**TASK INPUTS**:
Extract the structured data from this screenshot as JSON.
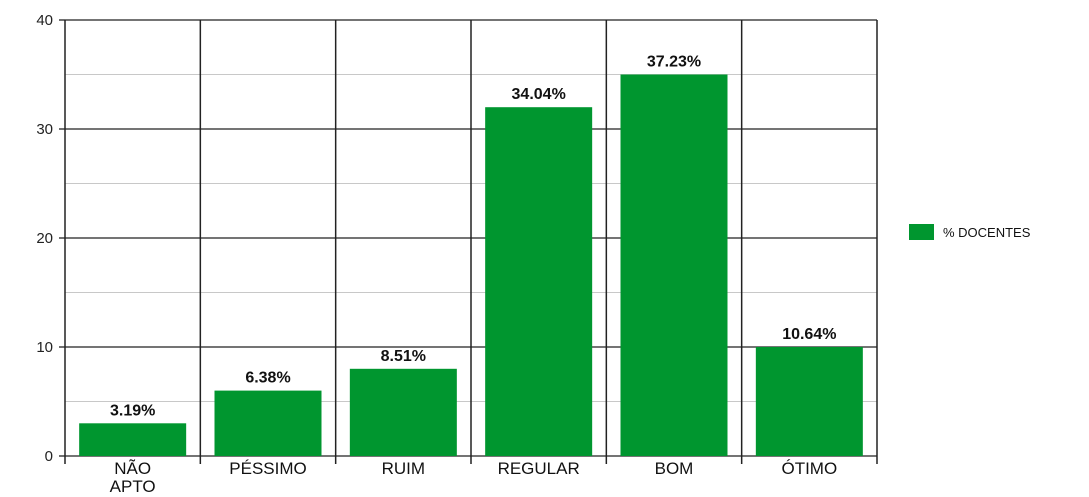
{
  "chart_data": {
    "type": "bar",
    "categories": [
      "NÃO APTO",
      "PÉSSIMO",
      "RUIM",
      "REGULAR",
      "BOM",
      "ÓTIMO"
    ],
    "series": [
      {
        "name": "% DOCENTES",
        "values": [
          3,
          6,
          8,
          32,
          35,
          10
        ],
        "data_labels": [
          "3.19%",
          "6.38%",
          "8.51%",
          "34.04%",
          "37.23%",
          "10.64%"
        ]
      }
    ],
    "ylim": [
      0,
      40
    ],
    "yticks": [
      "0",
      "10",
      "20",
      "30",
      "40"
    ],
    "grid": true,
    "legend_position": "right",
    "bar_color": "#00962f"
  }
}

**AIM OF THE TASK**:
From the listing, extract all text exactly as given and drop any picture.

**WRITTEN ANSWER**:
Extract the structured data from this screenshot as JSON.
{
  "chart_data": {
    "type": "bar",
    "categories": [
      "NÃO APTO",
      "PÉSSIMO",
      "RUIM",
      "REGULAR",
      "BOM",
      "ÓTIMO"
    ],
    "series": [
      {
        "name": "% DOCENTES",
        "values": [
          3,
          6,
          8,
          32,
          35,
          10
        ],
        "data_labels": [
          "3.19%",
          "6.38%",
          "8.51%",
          "34.04%",
          "37.23%",
          "10.64%"
        ]
      }
    ],
    "ylim": [
      0,
      40
    ],
    "yticks": [
      "0",
      "10",
      "20",
      "30",
      "40"
    ],
    "grid": true,
    "legend_position": "right",
    "bar_color": "#00962f"
  }
}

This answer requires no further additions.